SHORT EXERCISE A: Transcribe everything in the listing from its start down to the line containing "artist-prefix: by — [863, 228, 901, 254]", with both of those lines included.
— START OF EXCERPTED TEXT —
The repo itself becomes a history of additions to the repo. When the repo is updated, the patch is added to the existing contents. So a repo is not just source code, it is a collection of patches applied in sequence to the initial commit. The repo becomes a ledger that tracks all changes. Plus, each change is signed by the submitter. Given a repo you know what changes were made and who made them. Just like a bank ledger. Any change can be undone, parallel branches can be created and merged, and the entire process is auditable.
Trust
Now that we know how repos work and how they are maintained, we need to deal with trust. How do you trust maintainers and owners? How do you identify submitters of patches?
What is trust? Strong identity, observed good behavior, indirect good behavior observed by a trusted third party. Strong IDs are identifiers bound uniquely to an entity. On most sites, IDs are created and associated with passwords. Logging in using your password verifies your right to use the associated ID. It does not reveal who you are, just that you own the ID. Maintaining a secret password is a big deal. If someone has your password, they can be you. This is why multi-factor authentication has become a big deal. Also, why sharing a password in my shop will get you walked immediately. No discussion.
— END OF EXCERPTED TEXT —
— START OF PROVIDED DATA —
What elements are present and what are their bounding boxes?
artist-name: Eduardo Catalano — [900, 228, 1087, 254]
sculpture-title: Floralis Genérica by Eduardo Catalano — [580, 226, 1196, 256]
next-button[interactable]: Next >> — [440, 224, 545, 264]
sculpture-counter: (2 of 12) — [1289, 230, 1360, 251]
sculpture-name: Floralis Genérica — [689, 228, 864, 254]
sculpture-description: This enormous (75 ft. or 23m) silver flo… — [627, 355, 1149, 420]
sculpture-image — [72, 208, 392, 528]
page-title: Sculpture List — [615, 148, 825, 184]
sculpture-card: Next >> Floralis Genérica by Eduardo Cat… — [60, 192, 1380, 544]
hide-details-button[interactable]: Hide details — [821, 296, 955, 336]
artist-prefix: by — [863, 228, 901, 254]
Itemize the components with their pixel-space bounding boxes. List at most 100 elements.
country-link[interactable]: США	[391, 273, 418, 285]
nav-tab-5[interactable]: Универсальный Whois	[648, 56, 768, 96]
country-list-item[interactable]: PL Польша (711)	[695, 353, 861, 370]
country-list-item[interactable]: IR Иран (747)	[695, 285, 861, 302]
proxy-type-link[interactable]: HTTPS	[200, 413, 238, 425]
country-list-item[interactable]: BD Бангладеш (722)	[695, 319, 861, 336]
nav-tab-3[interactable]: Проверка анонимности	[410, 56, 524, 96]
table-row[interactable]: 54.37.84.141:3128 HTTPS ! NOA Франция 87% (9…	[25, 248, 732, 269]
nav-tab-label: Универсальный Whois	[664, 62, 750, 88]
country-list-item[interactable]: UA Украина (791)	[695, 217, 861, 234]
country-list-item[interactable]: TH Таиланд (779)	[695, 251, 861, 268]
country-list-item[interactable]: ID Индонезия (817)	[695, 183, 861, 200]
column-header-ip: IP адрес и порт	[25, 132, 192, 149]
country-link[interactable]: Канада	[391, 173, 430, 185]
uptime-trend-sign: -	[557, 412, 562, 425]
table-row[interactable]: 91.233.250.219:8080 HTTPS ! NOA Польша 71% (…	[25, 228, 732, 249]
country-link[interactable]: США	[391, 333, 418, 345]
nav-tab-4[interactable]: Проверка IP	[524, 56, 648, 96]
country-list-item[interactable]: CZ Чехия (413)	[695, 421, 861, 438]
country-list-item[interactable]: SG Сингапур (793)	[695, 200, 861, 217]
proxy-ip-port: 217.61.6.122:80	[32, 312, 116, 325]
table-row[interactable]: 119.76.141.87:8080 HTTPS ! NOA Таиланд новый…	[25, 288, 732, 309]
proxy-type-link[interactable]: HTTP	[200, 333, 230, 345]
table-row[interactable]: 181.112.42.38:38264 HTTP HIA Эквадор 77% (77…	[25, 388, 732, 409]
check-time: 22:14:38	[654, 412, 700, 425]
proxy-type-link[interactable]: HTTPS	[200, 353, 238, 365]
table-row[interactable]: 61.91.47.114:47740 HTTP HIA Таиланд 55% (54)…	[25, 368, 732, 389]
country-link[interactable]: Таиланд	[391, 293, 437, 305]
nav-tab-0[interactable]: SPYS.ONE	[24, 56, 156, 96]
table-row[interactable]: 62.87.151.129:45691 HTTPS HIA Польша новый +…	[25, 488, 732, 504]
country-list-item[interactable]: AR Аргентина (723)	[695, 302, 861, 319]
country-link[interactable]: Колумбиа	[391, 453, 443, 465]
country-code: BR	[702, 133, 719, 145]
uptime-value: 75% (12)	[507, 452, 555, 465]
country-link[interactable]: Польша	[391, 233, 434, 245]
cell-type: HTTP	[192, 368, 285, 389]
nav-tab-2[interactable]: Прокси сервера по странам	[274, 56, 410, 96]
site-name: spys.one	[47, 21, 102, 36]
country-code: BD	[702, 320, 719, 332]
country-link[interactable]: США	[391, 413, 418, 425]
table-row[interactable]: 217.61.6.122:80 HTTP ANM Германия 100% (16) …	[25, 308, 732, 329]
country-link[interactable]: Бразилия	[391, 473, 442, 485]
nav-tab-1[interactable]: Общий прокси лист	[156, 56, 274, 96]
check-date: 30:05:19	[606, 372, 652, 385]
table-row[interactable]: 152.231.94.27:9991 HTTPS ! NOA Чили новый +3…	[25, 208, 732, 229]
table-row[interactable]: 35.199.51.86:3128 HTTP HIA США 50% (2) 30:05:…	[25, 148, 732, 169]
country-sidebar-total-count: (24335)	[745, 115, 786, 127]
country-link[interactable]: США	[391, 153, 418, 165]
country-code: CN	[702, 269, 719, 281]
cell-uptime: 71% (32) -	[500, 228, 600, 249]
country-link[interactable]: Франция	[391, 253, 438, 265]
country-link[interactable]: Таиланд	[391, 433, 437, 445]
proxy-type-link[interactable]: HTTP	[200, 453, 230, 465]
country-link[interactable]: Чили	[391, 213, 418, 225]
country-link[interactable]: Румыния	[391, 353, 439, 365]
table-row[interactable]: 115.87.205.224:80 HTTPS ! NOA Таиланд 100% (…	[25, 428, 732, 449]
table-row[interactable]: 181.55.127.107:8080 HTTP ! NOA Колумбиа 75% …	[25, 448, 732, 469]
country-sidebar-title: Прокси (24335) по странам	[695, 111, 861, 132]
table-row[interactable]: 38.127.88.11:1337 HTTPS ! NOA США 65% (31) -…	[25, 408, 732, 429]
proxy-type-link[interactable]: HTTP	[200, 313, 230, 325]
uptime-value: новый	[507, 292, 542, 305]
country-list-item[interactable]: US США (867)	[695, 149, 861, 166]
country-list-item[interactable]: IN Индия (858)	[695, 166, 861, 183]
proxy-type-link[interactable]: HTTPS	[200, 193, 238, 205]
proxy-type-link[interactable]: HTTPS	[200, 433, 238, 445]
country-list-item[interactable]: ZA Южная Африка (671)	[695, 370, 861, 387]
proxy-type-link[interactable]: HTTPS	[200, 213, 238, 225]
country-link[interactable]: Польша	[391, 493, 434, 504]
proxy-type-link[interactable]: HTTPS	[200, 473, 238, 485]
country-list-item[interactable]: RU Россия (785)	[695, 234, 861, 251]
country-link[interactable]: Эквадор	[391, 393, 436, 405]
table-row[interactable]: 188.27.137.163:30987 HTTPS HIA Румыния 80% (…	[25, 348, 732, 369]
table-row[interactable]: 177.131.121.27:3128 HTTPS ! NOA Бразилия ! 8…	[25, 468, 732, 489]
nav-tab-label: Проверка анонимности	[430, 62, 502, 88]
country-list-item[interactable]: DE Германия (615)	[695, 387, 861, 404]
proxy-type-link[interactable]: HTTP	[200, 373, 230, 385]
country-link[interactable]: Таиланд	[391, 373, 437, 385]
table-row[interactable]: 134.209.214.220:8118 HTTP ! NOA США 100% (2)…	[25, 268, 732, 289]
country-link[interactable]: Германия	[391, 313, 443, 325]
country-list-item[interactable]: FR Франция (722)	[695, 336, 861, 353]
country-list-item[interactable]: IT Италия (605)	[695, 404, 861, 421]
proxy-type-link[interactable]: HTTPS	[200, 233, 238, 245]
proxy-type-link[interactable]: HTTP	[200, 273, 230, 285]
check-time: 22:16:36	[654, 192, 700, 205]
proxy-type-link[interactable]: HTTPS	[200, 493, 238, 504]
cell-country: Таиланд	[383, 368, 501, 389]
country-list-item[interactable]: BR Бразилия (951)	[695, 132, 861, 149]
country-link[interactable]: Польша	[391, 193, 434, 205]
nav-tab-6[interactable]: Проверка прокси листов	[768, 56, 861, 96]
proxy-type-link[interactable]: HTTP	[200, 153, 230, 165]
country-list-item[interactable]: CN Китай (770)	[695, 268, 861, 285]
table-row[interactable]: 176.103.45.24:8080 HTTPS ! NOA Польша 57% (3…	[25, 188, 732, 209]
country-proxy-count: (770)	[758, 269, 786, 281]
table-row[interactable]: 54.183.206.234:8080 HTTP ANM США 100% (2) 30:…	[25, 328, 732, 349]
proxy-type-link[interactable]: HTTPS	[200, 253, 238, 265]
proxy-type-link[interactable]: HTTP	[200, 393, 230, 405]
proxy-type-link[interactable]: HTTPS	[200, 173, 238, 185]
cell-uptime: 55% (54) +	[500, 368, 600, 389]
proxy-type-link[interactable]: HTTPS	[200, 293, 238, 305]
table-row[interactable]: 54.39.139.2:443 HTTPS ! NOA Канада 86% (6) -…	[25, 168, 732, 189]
— END OF PROVIDED DATA —
SHORT EXERCISE B: Summarize the text on repositories and trust in two sentences.

EXPECTED OUTPUT A:
What elements are present and what are their bounding boxes?
artist-name: Eduardo Catalano — [900, 228, 1087, 254]
sculpture-title: Floralis Genérica by Eduardo Catalano — [580, 226, 1196, 256]
next-button[interactable]: Next >> — [440, 224, 545, 264]
sculpture-counter: (2 of 12) — [1289, 230, 1360, 251]
sculpture-name: Floralis Genérica — [689, 228, 864, 254]
sculpture-description: This enormous (75 ft. or 23m) silver flo… — [627, 355, 1149, 420]
sculpture-image — [72, 208, 392, 528]
page-title: Sculpture List — [615, 148, 825, 184]
sculpture-card: Next >> Floralis Genérica by Eduardo Cat… — [60, 192, 1380, 544]
hide-details-button[interactable]: Hide details — [821, 296, 955, 336]
artist-prefix: by — [863, 228, 901, 254]

EXPECTED OUTPUT B: A repository is a ledger of signed patches applied in sequence to the initial commit, so it records what changes were made and who made them, and the entire process is auditable. Trust rests on strong identity and observed good behavior, and because a password only proves that you own an ID, keeping it secret is a big deal, which is why multi-factor authentication has become important.